• **What to produce**:
Every line of the listing must be reproduced as it stands. Leave the images behind.

• **Provided data**:
╭──
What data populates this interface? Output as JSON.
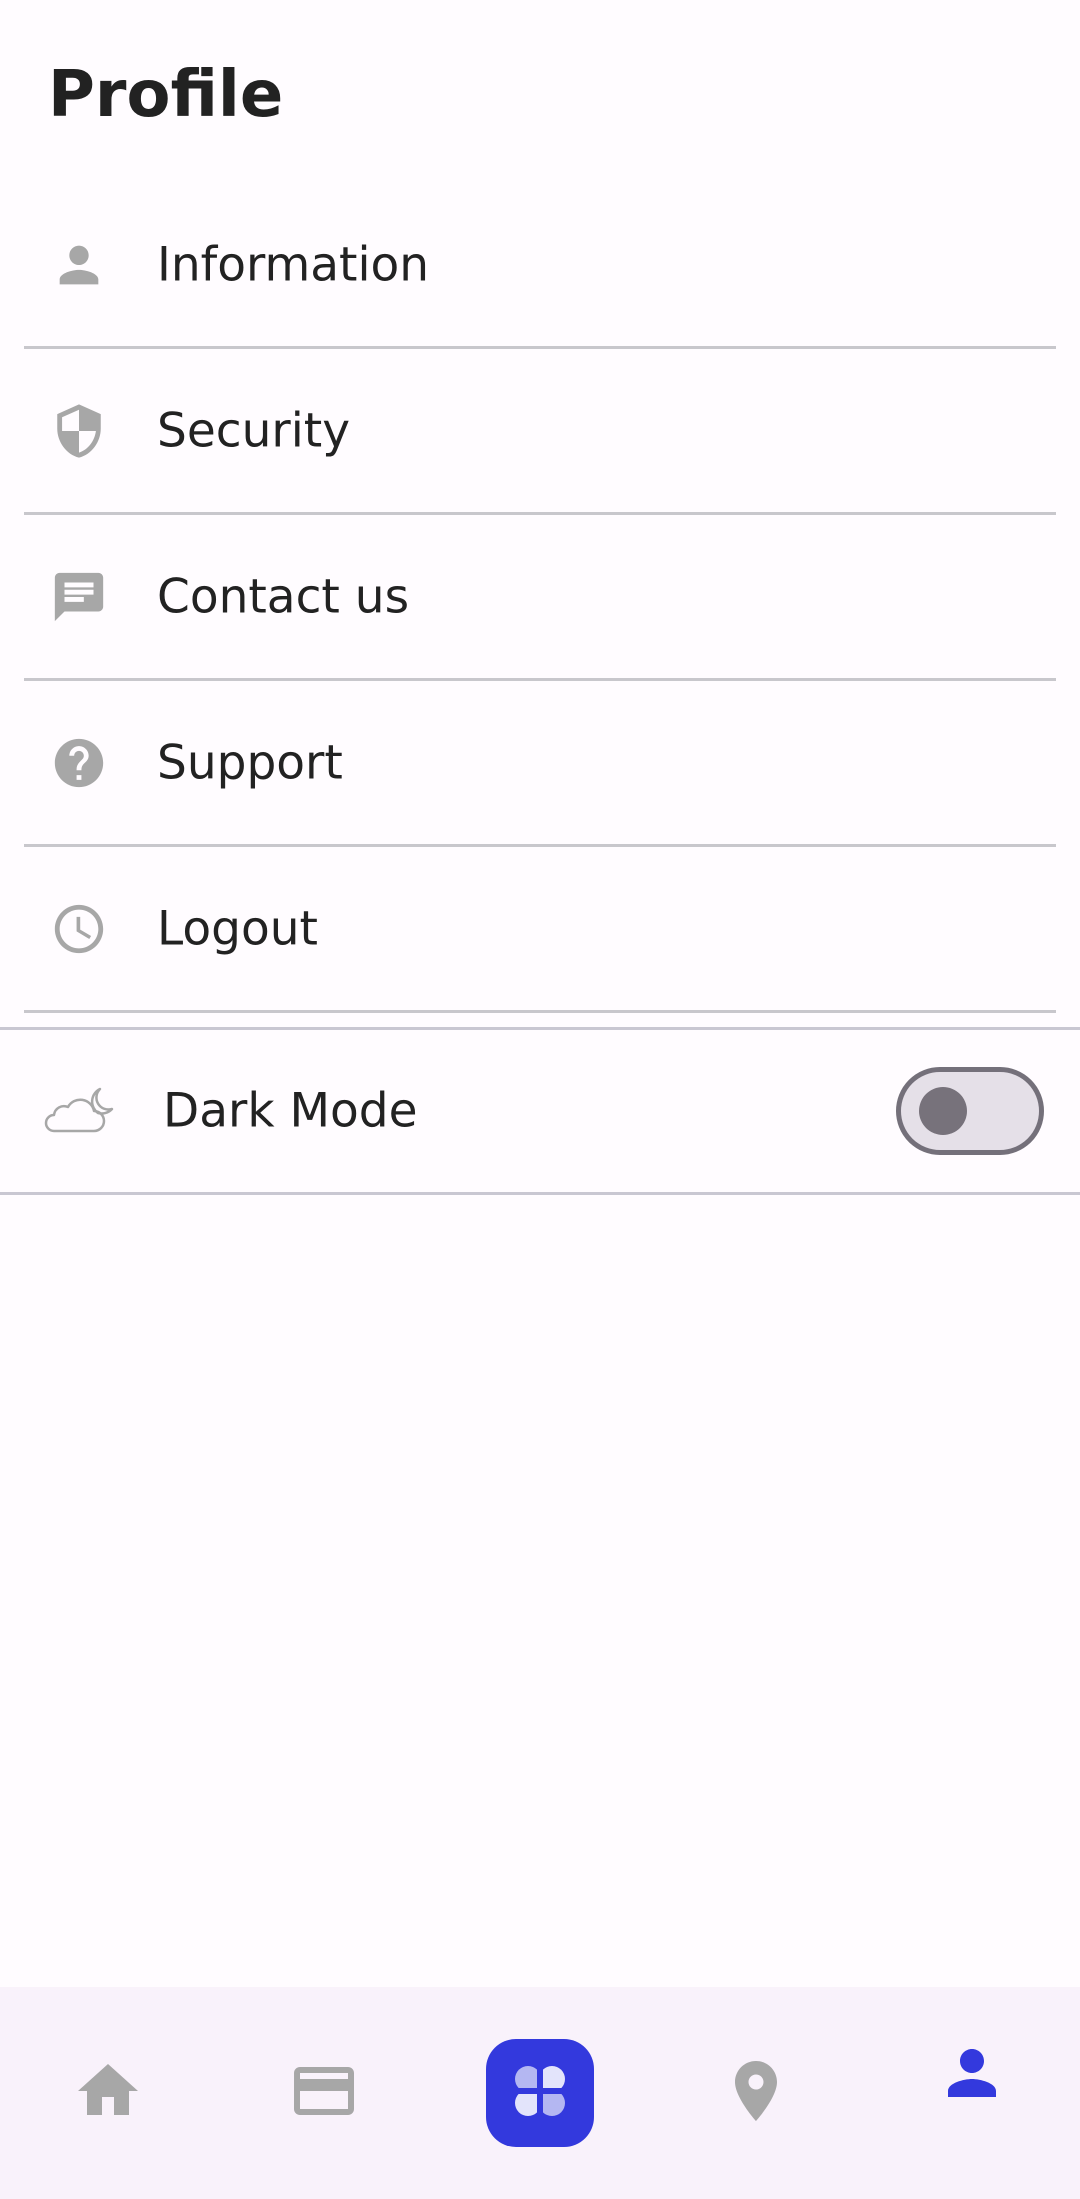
{
  "header": {
    "title": "Profile"
  },
  "menu": {
    "items": [
      {
        "label": "Information",
        "icon": "person-icon"
      },
      {
        "label": "Security",
        "icon": "shield-icon"
      },
      {
        "label": "Contact us",
        "icon": "message-icon"
      },
      {
        "label": "Support",
        "icon": "help-icon"
      },
      {
        "label": "Logout",
        "icon": "clock-icon"
      }
    ]
  },
  "dark_mode": {
    "label": "Dark Mode",
    "icon": "cloud-moon-icon",
    "enabled": false
  },
  "bottom_nav": {
    "items": [
      {
        "name": "home",
        "icon": "home-icon",
        "active": false
      },
      {
        "name": "cards",
        "icon": "credit-card-icon",
        "active": false
      },
      {
        "name": "apps",
        "icon": "clover-apps-icon",
        "active": false
      },
      {
        "name": "location",
        "icon": "location-pin-icon",
        "active": false
      },
      {
        "name": "profile",
        "icon": "person-icon",
        "active": true
      }
    ]
  },
  "colors": {
    "accent": "#3339dd",
    "icon_gray": "#a7a7a7",
    "divider": "#c8c7cc",
    "nav_background": "#f9f2fb"
  }
}
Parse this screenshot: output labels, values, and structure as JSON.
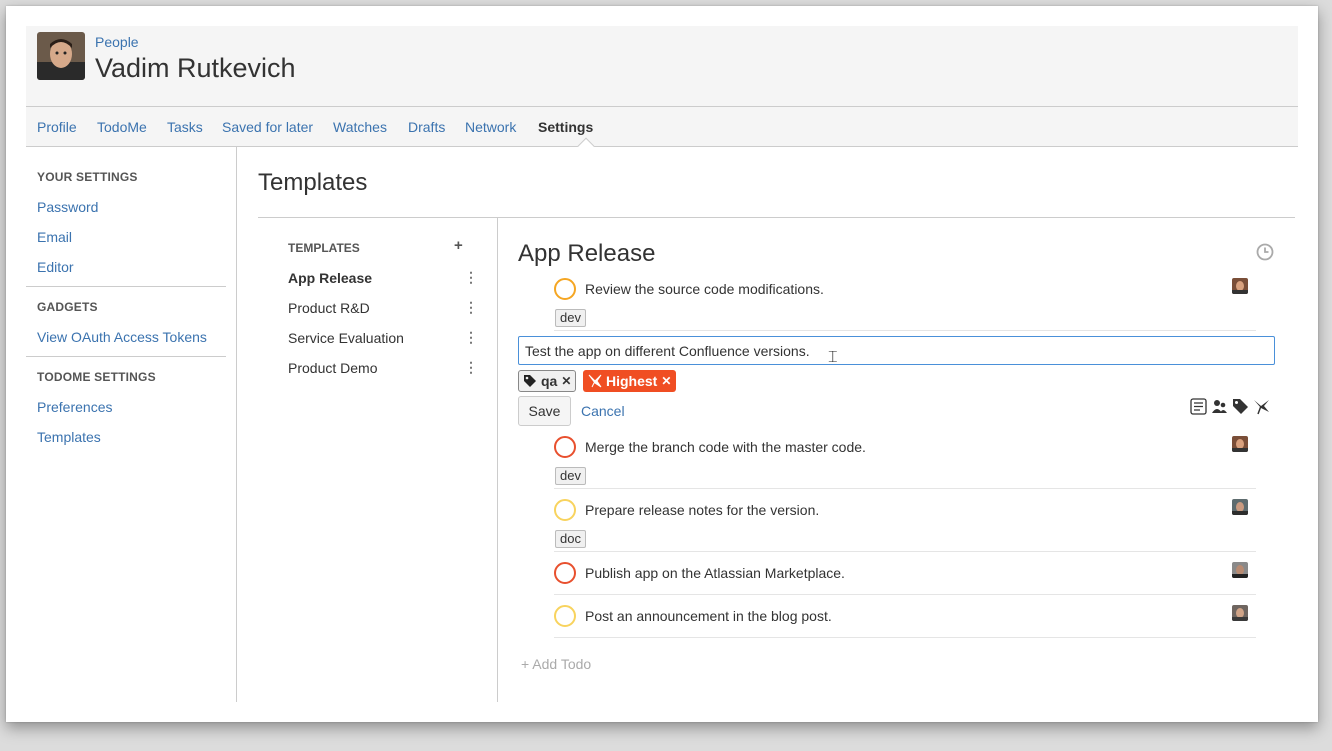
{
  "header": {
    "breadcrumb": "People",
    "title": "Vadim Rutkevich"
  },
  "tabs": [
    {
      "label": "Profile"
    },
    {
      "label": "TodoMe"
    },
    {
      "label": "Tasks"
    },
    {
      "label": "Saved for later"
    },
    {
      "label": "Watches"
    },
    {
      "label": "Drafts"
    },
    {
      "label": "Network"
    },
    {
      "label": "Settings",
      "active": true
    }
  ],
  "sidebar": {
    "your_settings": {
      "heading": "YOUR SETTINGS",
      "items": [
        "Password",
        "Email",
        "Editor"
      ]
    },
    "gadgets": {
      "heading": "GADGETS",
      "items": [
        "View OAuth Access Tokens"
      ]
    },
    "todome_settings": {
      "heading": "TODOME SETTINGS",
      "items": [
        "Preferences",
        "Templates"
      ]
    }
  },
  "content": {
    "title": "Templates",
    "templates_heading": "TEMPLATES",
    "add_symbol": "+",
    "more_symbol": "⋮",
    "templates": [
      {
        "name": "App Release",
        "active": true
      },
      {
        "name": "Product R&D"
      },
      {
        "name": "Service Evaluation"
      },
      {
        "name": "Product Demo"
      }
    ]
  },
  "detail": {
    "title": "App Release",
    "todos_before": [
      {
        "text": "Review the source code modifications.",
        "priority_color": "#f5a623",
        "tag": "dev"
      }
    ],
    "editing": {
      "value": "Test the app on different Confluence versions.",
      "tag_chip": "qa",
      "priority_chip": "Highest",
      "save_label": "Save",
      "cancel_label": "Cancel",
      "remove_symbol": "✕"
    },
    "todos_after": [
      {
        "text": "Merge the branch code with the master code.",
        "priority_color": "#e8502e",
        "tag": "dev"
      },
      {
        "text": "Prepare release notes for the version.",
        "priority_color": "#f8d35e",
        "tag": "doc"
      },
      {
        "text": "Publish app on the Atlassian Marketplace.",
        "priority_color": "#e8502e",
        "tag": ""
      },
      {
        "text": "Post an announcement in the blog post.",
        "priority_color": "#f8d35e",
        "tag": ""
      }
    ],
    "add_todo_label": "+ Add Todo"
  },
  "colors": {
    "link": "#3b73af",
    "priority_highest": "#f04e23",
    "input_border": "#4a90d9"
  }
}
╰──
• **Solution below**:
What data populates this interface? Output as JSON.
{
  "header": {
    "title": "Profile"
  },
  "menu": {
    "items": [
      {
        "label": "Information",
        "icon": "person-icon"
      },
      {
        "label": "Security",
        "icon": "shield-icon"
      },
      {
        "label": "Contact us",
        "icon": "message-icon"
      },
      {
        "label": "Support",
        "icon": "help-icon"
      },
      {
        "label": "Logout",
        "icon": "clock-icon"
      }
    ]
  },
  "dark_mode": {
    "label": "Dark Mode",
    "icon": "cloud-moon-icon",
    "enabled": false
  },
  "bottom_nav": {
    "items": [
      {
        "name": "home",
        "icon": "home-icon",
        "active": false
      },
      {
        "name": "cards",
        "icon": "credit-card-icon",
        "active": false
      },
      {
        "name": "apps",
        "icon": "clover-apps-icon",
        "active": false
      },
      {
        "name": "location",
        "icon": "location-pin-icon",
        "active": false
      },
      {
        "name": "profile",
        "icon": "person-icon",
        "active": true
      }
    ]
  },
  "colors": {
    "accent": "#3339dd",
    "icon_gray": "#a7a7a7",
    "divider": "#c8c7cc",
    "nav_background": "#f9f2fb"
  }
}
Parse this screenshot: output labels, values, and structure as JSON.
{
  "header": {
    "breadcrumb": "People",
    "title": "Vadim Rutkevich"
  },
  "tabs": [
    {
      "label": "Profile"
    },
    {
      "label": "TodoMe"
    },
    {
      "label": "Tasks"
    },
    {
      "label": "Saved for later"
    },
    {
      "label": "Watches"
    },
    {
      "label": "Drafts"
    },
    {
      "label": "Network"
    },
    {
      "label": "Settings",
      "active": true
    }
  ],
  "sidebar": {
    "your_settings": {
      "heading": "YOUR SETTINGS",
      "items": [
        "Password",
        "Email",
        "Editor"
      ]
    },
    "gadgets": {
      "heading": "GADGETS",
      "items": [
        "View OAuth Access Tokens"
      ]
    },
    "todome_settings": {
      "heading": "TODOME SETTINGS",
      "items": [
        "Preferences",
        "Templates"
      ]
    }
  },
  "content": {
    "title": "Templates",
    "templates_heading": "TEMPLATES",
    "add_symbol": "+",
    "more_symbol": "⋮",
    "templates": [
      {
        "name": "App Release",
        "active": true
      },
      {
        "name": "Product R&D"
      },
      {
        "name": "Service Evaluation"
      },
      {
        "name": "Product Demo"
      }
    ]
  },
  "detail": {
    "title": "App Release",
    "todos_before": [
      {
        "text": "Review the source code modifications.",
        "priority_color": "#f5a623",
        "tag": "dev"
      }
    ],
    "editing": {
      "value": "Test the app on different Confluence versions.",
      "tag_chip": "qa",
      "priority_chip": "Highest",
      "save_label": "Save",
      "cancel_label": "Cancel",
      "remove_symbol": "✕"
    },
    "todos_after": [
      {
        "text": "Merge the branch code with the master code.",
        "priority_color": "#e8502e",
        "tag": "dev"
      },
      {
        "text": "Prepare release notes for the version.",
        "priority_color": "#f8d35e",
        "tag": "doc"
      },
      {
        "text": "Publish app on the Atlassian Marketplace.",
        "priority_color": "#e8502e",
        "tag": ""
      },
      {
        "text": "Post an announcement in the blog post.",
        "priority_color": "#f8d35e",
        "tag": ""
      }
    ],
    "add_todo_label": "+ Add Todo"
  },
  "colors": {
    "link": "#3b73af",
    "priority_highest": "#f04e23",
    "input_border": "#4a90d9"
  }
}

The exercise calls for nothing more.